> ENTRIES:
──────────────────────────────

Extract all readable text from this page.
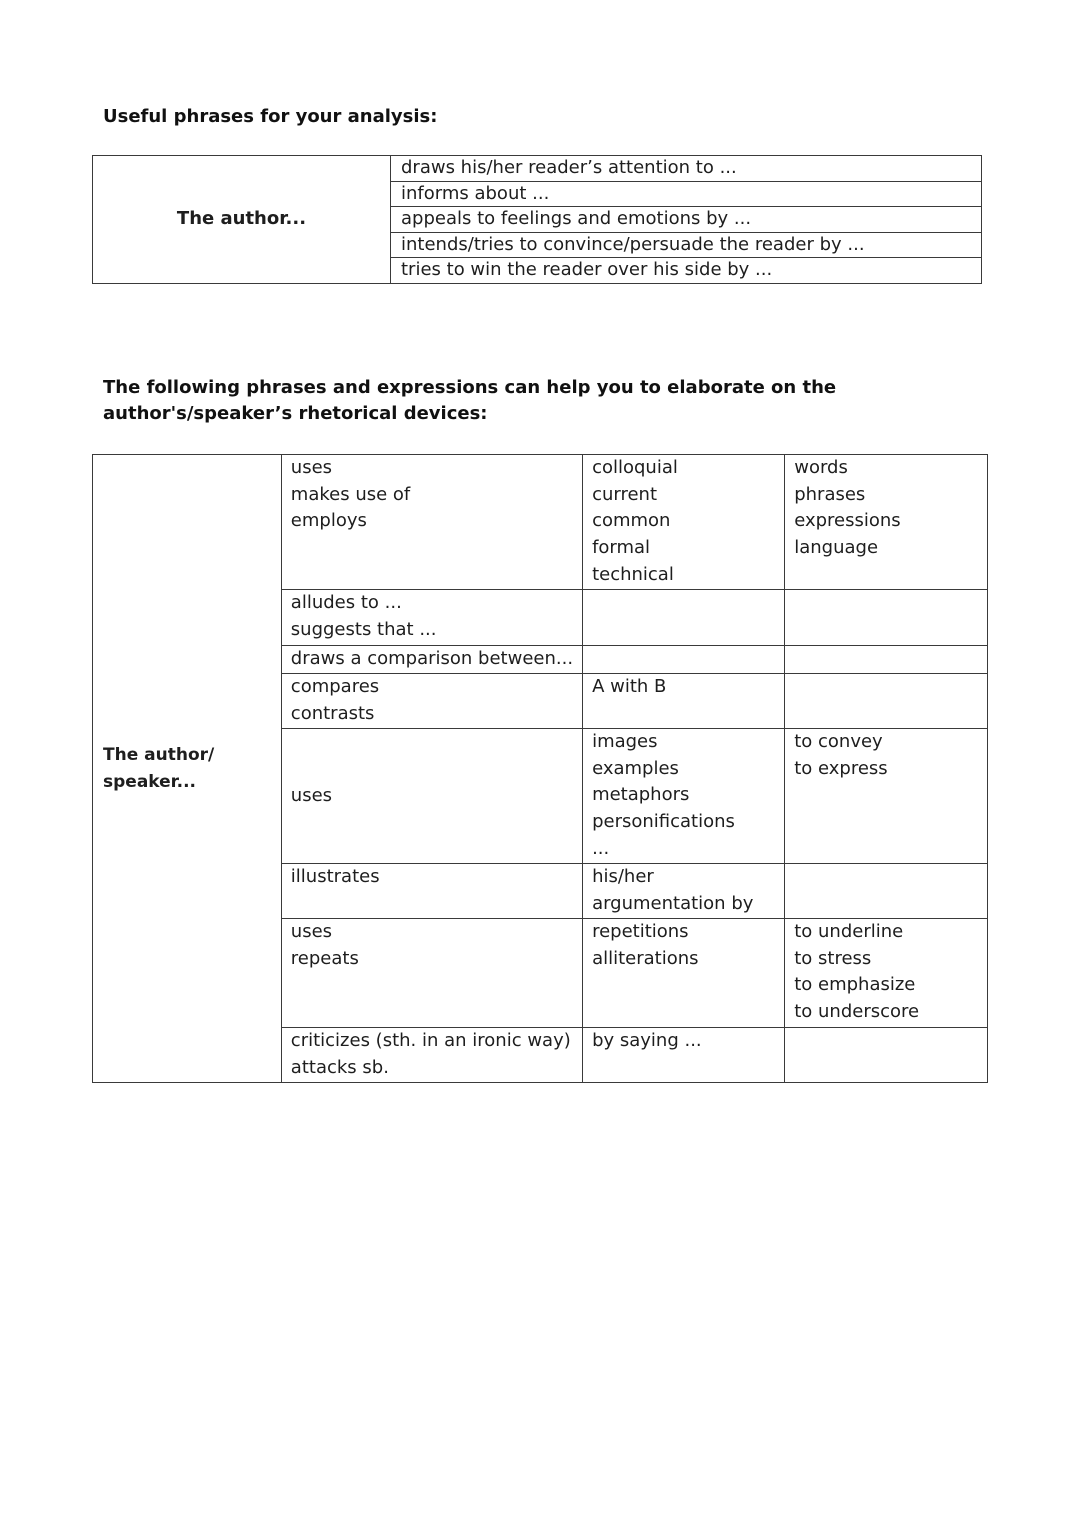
Useful phrases for your analysis:

The author...	draws his/her reader’s attention to ...
informs about ...
appeals to feelings and emotions by ...
intends/tries to convince/persuade the reader by ...
tries to win the reader over his side by ...

The following phrases and expressions can help you to elaborate on the author's/speaker’s rhetorical devices:

The author/
speaker...	uses
makes use of
employs	colloquial
current
common
formal
technical	words
phrases
expressions
language

	alludes to ...
suggests that ...		

	draws a comparison between...		

	compares
contrasts	A with B	

	uses	images
examples
metaphors
personifications
...	to convey
to express

	illustrates	his/her
argumentation by	

	uses
repeats	repetitions
alliterations	to underline
to stress
to emphasize
to underscore

	criticizes (sth. in an ironic way)
attacks sb.	by saying ...	
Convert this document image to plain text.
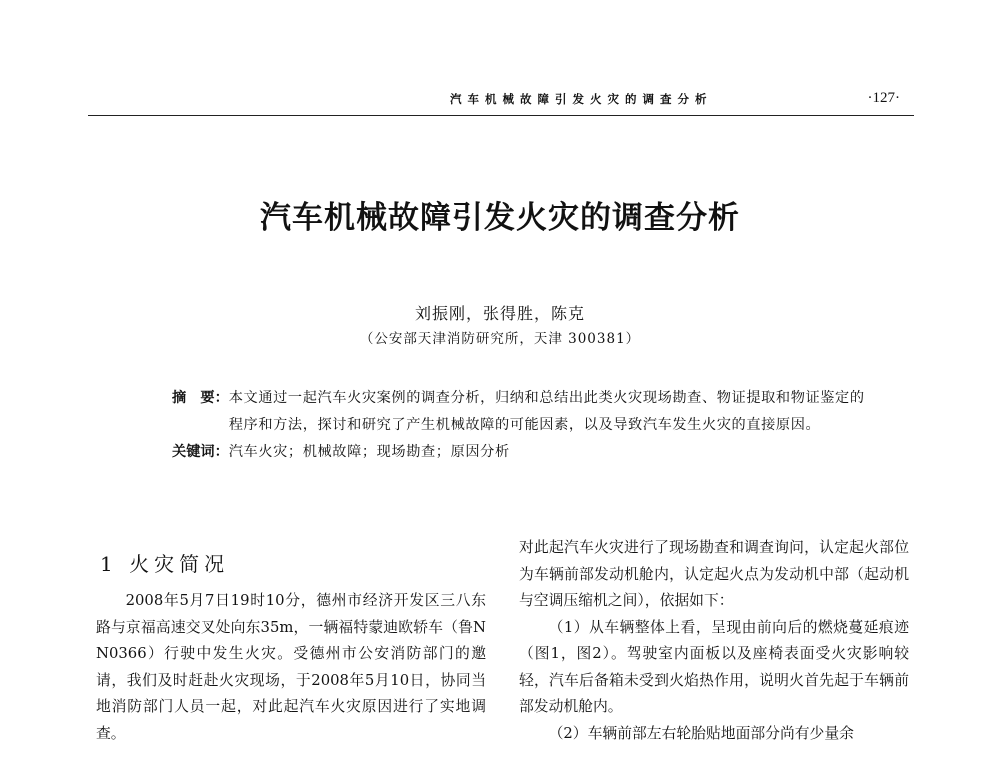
汽车机械故障引发火灾的调查分析	·127·
汽车机械故障引发火灾的调查分析
刘振刚，张得胜，陈克
（公安部天津消防研究所，天津 300381）
摘　要： 本文通过一起汽车火灾案例的调查分析，归纳和总结出此类火灾现场勘查、物证提取和物证鉴定的程序和方法，探讨和研究了产生机械故障的可能因素，以及导致汽车发生火灾的直接原因。
关键词： 汽车火灾；机械故障；现场勘查；原因分析
1 火灾简况

2008年5月7日19时10分，德州市经济开发区三八东路与京福高速交叉处向东35m，一辆福特蒙迪欧轿车（鲁N N0366）行驶中发生火灾。受德州市公安消防部门的邀请，我们及时赶赴火灾现场，于2008年5月10日，协同当地消防部门人员一起，对此起汽车火灾原因进行了实地调查。

对此起汽车火灾进行了现场勘查和调查询问，认定起火部位为车辆前部发动机舱内，认定起火点为发动机中部（起动机与空调压缩机之间），依据如下：

（1）从车辆整体上看，呈现由前向后的燃烧蔓延痕迹（图1，图2）。驾驶室内面板以及座椅表面受火灾影响较轻，汽车后备箱未受到火焰热作用，说明火首先起于车辆前部发动机舱内。

（2）车辆前部左右轮胎贴地面部分尚有少量余
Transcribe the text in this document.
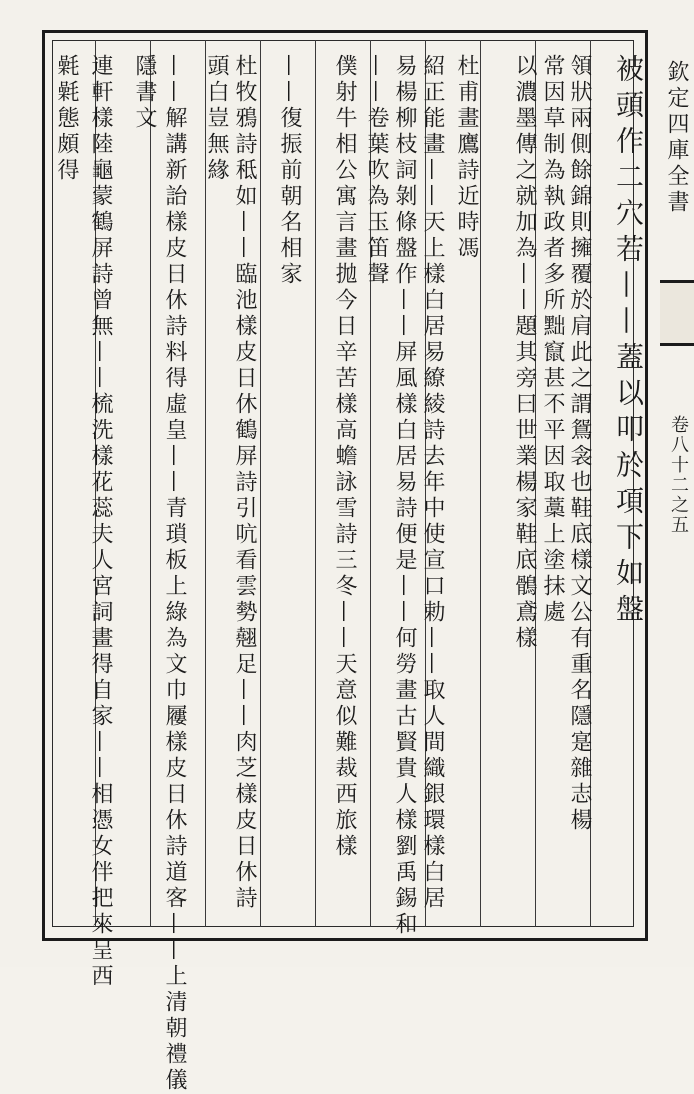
欽定四庫全書
卷八十二之五
被頭作二穴若——蓋以叩於項下如盤
領狀兩側餘錦則擁覆於肩此之謂鴛衾也鞋底樣文公有重名隱寔雜志楊
常因草制為執政者多所黜竄甚不平因取藁上塗抹處
以濃墨傳之就加為——題其旁曰世業楊家鞋底鶻鳶樣
杜甫畫鷹詩近時馮
紹正能畫——天上樣白居易繚綾詩去年中使宣口勅——取人間織銀環樣白居
易楊柳枝詞剝條盤作——屏風樣白居易詩便是——何勞畫古賢貴人樣劉禹錫和
——卷葉吹為玉笛聲
僕射牛相公寓言畫拋今日辛苦樣高蟾詠雪詩三冬——天意似難裁西旅樣
——復振前朝名相家
杜牧鴉詩秪如——臨池樣皮日休鶴屏詩引吭看雲勢翹足——肉芝樣皮日休詩
頭白豈無緣
——解講新詒樣皮日休詩料得虛皇——青瑣板上綠為文巾屨樣皮日休詩道客——上清朝禮儀
隱書文
連軒樣陸龜蒙鶴屏詩曾無——梳洗樣花蕊夫人宮詞畫得自家——相憑女伴把來呈西
氉氉態頗得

──────────────────────────────

> TASK TO CARRY OUT: Extract each line from the entries above that contains the string "this".

> EXERCISE RESPONSE:
Extract all readable text from this page.
Convert this document image to plain text.
Transcribe the text in this document.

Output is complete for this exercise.